Democracia exige exercício do poder pelo povo, pelos cidadãos, em conjunto com os governantes; e esse exercício deve ser atual, e não potencial, deve traduzir a capacidade dos cidadãos de formarem uma vontade política autónoma. Mais: democracia significa que a vontade do povo, quando manifestada nas formas constitucionais, deve ser o critério de ação dos governantes⁶.
II – Numa análise puramente normativa, sem dúvida o poder, a soberania não pode ser senão um poder do Estado, tal como (mas por maioria de razão) o povo e o território só são povo e território dentro do Estado. O poder não se identifica com o Estado, mas somente o Estado tem poder ou soberania (soberania pessoal e soberania territorial).
A doutrina clássica alemã da soberania do Estado continua válida, desde que assim entendida: a soberania é do Estado como entidade jurídica global e complexa, e não dos órgãos do Estado, nem dos titulares dos órgãos, nem do povo, porque ligá-la aos órgãos – meros centros institucionalizados de formação da vontade – ou aos governantes ou aos governados – indivíduos atomisticamente considerados – significaria fracioná-la em visão unilateral.

● ● ●

* **Instruções**
**1)** Responde a estas perguntas sobre o excerto acerca da democracia e da soberania:
(a) O exercício do poder pelos cidadãos deve ser atual ou potencial?
(b) Que dois tipos de soberania aparecem entre parênteses?
(c) Segundo a doutrina clássica alemã, tal como o texto a entende, de quem é a soberania?
**2)** Reproduz do excerto sobre democracia e soberania tudo o que vai de "A doutrina clássica" até "em visão unilateral.".
Os registos aqui reunidos provêm de outra fonte.

● ● ●

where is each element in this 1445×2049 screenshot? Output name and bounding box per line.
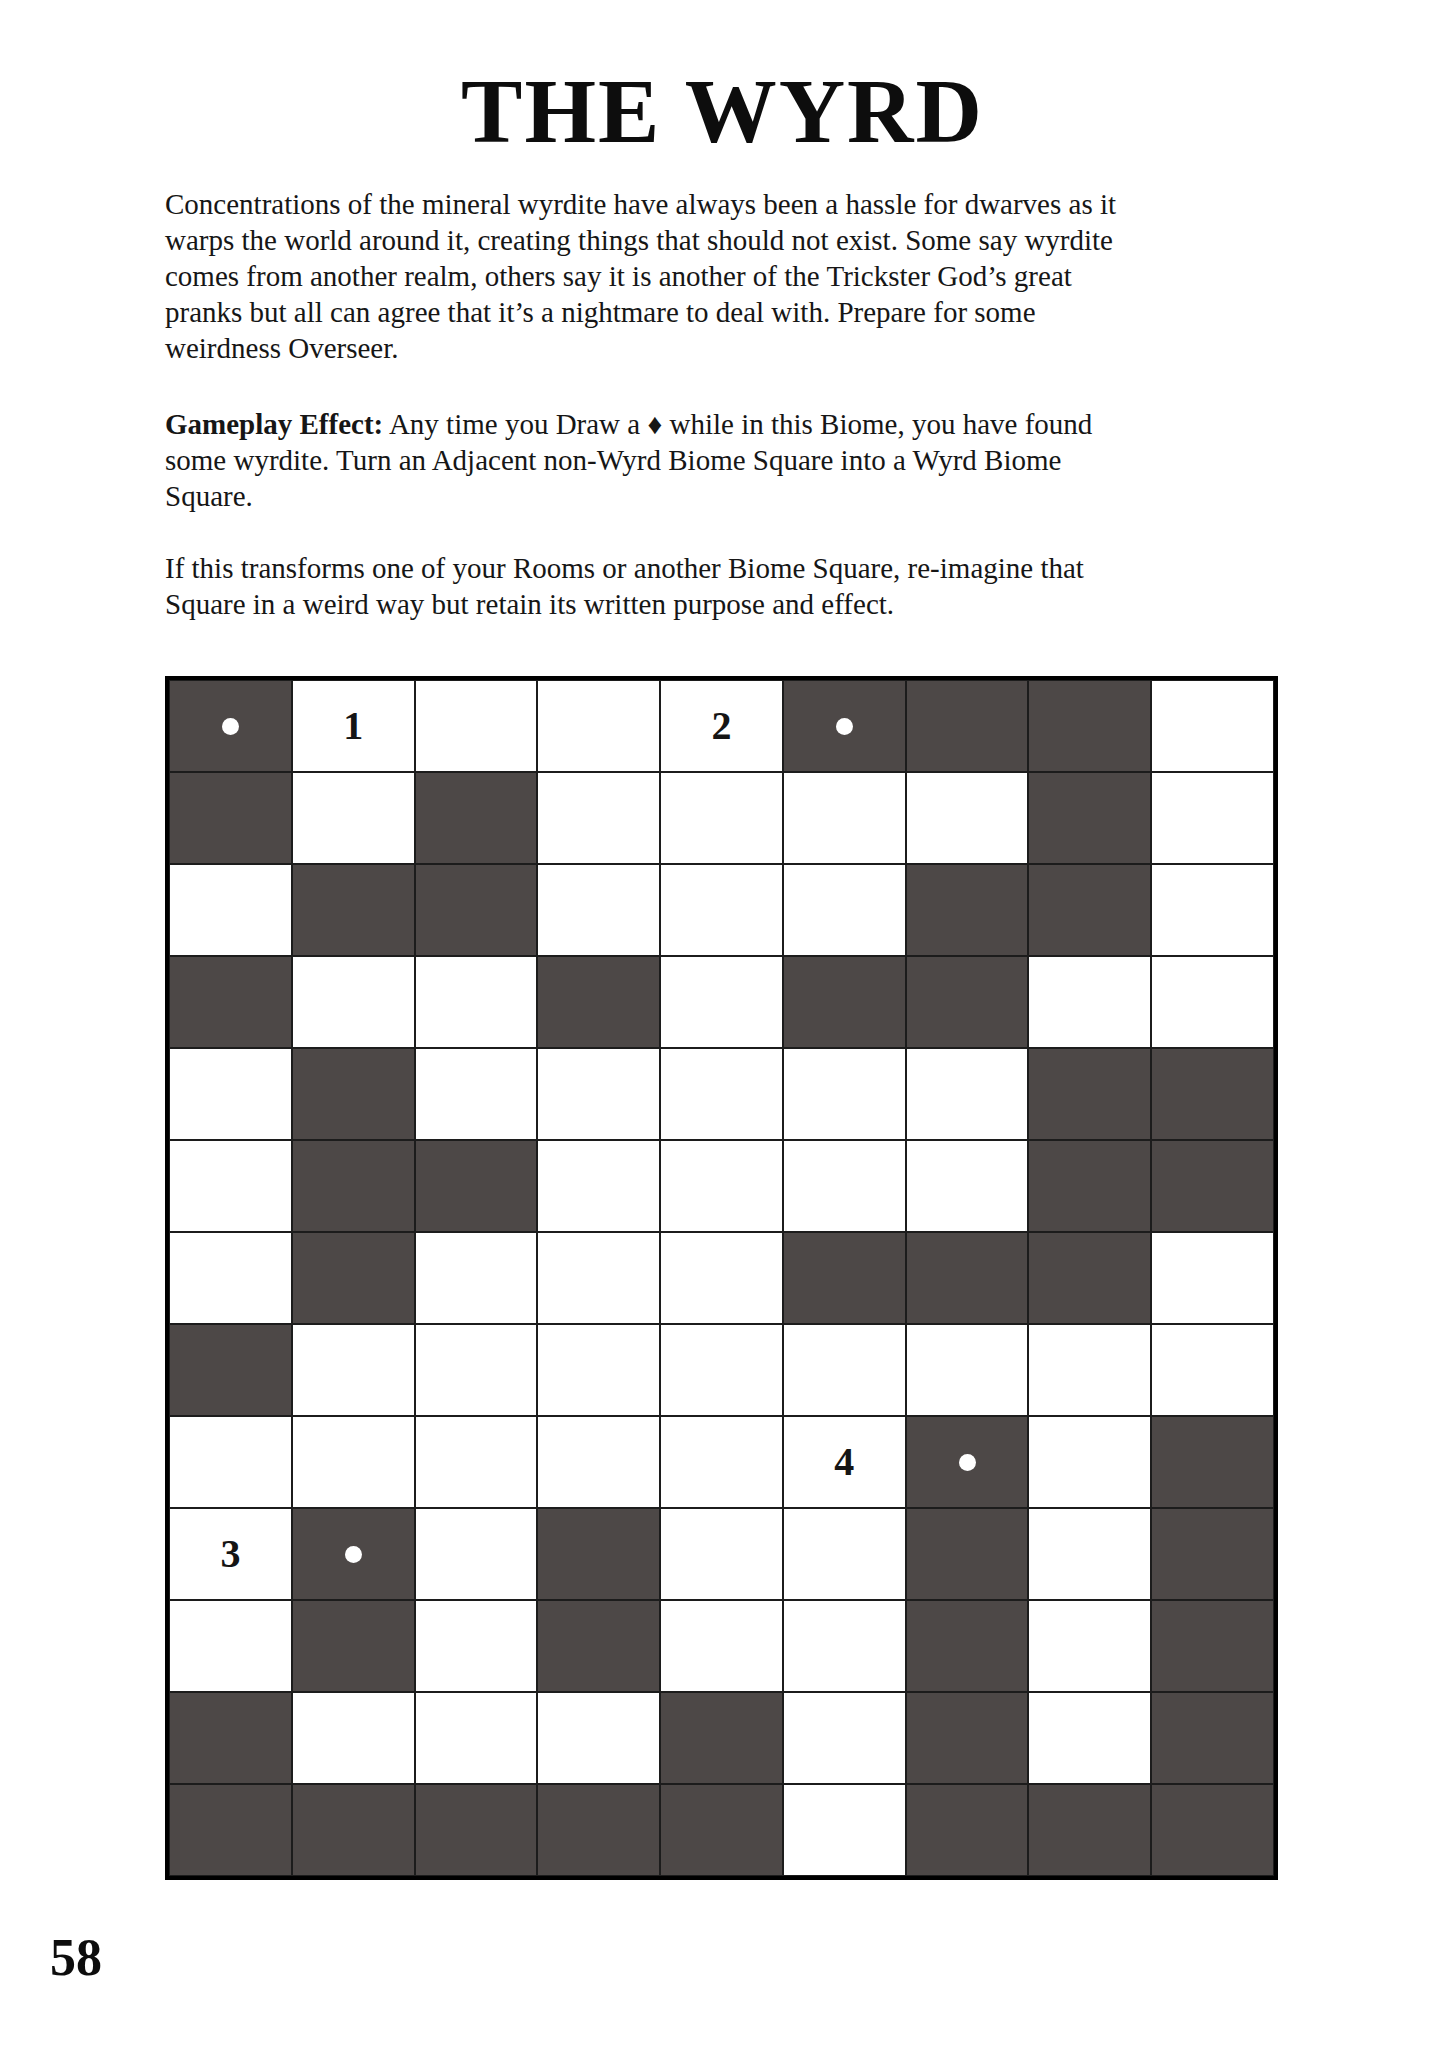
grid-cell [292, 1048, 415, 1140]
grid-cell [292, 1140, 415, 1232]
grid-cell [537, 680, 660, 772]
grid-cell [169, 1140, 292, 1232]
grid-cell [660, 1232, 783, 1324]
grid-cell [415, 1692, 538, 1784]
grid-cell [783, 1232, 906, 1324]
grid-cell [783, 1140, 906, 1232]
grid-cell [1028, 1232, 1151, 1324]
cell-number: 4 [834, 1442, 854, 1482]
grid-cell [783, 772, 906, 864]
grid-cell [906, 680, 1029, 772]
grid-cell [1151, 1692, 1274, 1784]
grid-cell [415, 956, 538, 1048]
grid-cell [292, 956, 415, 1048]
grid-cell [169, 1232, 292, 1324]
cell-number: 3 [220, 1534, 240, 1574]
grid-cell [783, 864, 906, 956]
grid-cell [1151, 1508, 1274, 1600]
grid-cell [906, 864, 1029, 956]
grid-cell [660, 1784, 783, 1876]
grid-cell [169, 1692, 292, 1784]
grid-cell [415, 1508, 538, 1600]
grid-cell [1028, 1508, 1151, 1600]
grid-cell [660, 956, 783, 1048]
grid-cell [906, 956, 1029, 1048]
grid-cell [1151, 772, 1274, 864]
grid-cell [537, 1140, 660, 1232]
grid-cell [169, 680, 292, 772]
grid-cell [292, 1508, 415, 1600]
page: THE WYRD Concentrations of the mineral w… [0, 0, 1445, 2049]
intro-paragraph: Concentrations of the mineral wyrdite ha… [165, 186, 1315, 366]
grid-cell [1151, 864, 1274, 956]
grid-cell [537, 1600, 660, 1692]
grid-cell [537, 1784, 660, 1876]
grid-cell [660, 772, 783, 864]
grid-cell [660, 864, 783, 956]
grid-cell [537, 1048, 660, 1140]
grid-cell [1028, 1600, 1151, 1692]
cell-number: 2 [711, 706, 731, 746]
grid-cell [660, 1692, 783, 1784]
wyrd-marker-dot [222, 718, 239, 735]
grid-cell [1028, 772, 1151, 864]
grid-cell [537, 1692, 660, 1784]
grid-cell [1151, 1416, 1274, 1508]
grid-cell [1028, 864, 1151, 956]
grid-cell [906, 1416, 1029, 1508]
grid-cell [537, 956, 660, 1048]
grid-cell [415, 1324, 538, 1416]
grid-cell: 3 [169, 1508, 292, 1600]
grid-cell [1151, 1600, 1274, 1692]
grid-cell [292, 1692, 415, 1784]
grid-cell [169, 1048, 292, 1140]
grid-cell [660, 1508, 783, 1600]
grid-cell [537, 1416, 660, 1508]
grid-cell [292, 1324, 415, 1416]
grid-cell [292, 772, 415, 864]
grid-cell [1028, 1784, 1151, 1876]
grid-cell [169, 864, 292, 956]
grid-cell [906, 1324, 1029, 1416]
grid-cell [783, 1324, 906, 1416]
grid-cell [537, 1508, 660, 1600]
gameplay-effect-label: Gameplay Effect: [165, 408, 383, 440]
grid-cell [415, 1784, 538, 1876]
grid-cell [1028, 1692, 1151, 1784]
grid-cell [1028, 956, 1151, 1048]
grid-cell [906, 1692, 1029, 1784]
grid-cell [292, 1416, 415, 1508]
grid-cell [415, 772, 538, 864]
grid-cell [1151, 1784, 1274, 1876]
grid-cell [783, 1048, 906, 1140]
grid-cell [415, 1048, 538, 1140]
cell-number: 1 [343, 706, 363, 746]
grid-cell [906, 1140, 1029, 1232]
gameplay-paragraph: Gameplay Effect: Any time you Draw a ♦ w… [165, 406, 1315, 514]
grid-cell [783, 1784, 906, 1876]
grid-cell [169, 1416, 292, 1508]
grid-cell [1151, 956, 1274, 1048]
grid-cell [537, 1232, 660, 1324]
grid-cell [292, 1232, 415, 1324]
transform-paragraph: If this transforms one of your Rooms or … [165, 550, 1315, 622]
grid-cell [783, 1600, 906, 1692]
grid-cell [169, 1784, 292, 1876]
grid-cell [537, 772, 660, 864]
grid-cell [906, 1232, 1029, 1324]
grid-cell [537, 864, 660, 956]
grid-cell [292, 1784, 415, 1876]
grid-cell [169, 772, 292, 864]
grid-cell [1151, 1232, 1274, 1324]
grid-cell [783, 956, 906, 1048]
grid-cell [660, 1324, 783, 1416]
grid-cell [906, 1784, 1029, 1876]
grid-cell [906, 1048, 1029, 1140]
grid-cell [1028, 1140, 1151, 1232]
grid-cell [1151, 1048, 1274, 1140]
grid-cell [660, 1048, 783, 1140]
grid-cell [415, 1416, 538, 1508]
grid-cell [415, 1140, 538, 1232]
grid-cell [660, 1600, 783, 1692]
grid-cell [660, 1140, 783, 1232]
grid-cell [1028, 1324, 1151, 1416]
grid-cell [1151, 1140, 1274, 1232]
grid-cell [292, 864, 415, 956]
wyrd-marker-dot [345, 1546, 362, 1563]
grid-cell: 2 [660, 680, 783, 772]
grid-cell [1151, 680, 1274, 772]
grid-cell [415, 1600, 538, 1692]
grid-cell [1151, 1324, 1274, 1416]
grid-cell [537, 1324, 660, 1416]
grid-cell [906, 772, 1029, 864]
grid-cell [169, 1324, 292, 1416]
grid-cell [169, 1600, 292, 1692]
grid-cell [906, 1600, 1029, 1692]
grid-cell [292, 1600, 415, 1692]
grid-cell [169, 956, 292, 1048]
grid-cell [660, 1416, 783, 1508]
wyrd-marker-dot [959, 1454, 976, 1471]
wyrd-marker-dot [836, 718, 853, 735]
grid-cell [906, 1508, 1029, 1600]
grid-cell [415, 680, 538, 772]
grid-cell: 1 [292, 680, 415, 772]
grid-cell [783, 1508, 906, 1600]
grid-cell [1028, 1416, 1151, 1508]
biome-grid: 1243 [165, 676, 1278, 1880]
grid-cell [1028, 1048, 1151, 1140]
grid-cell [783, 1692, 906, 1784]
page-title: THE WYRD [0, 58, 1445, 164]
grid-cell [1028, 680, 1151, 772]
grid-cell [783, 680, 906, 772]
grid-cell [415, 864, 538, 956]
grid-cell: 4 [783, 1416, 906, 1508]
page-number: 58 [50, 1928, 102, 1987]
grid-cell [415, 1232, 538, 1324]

● ● ●

* **Respostas por ordem**
**1)**
(a) Deve ser atual, e não potencial.
(b) A soberania pessoal e a soberania territorial.
(c) Do Estado como entidade jurídica global e complexa.

**2)**
A doutrina clássica alemã da soberania do Estado continua válida, desde que assim entendida: a soberania é do Estado como entidade jurídica global e complexa, e não dos órgãos do Estado, nem dos titulares dos órgãos, nem do povo, porque ligá-la aos órgãos – meros centros institucionalizados de formação da vontade – ou aos governantes ou aos governados – indivíduos atomisticamente considerados – significaria fracioná-la em visão unilateral.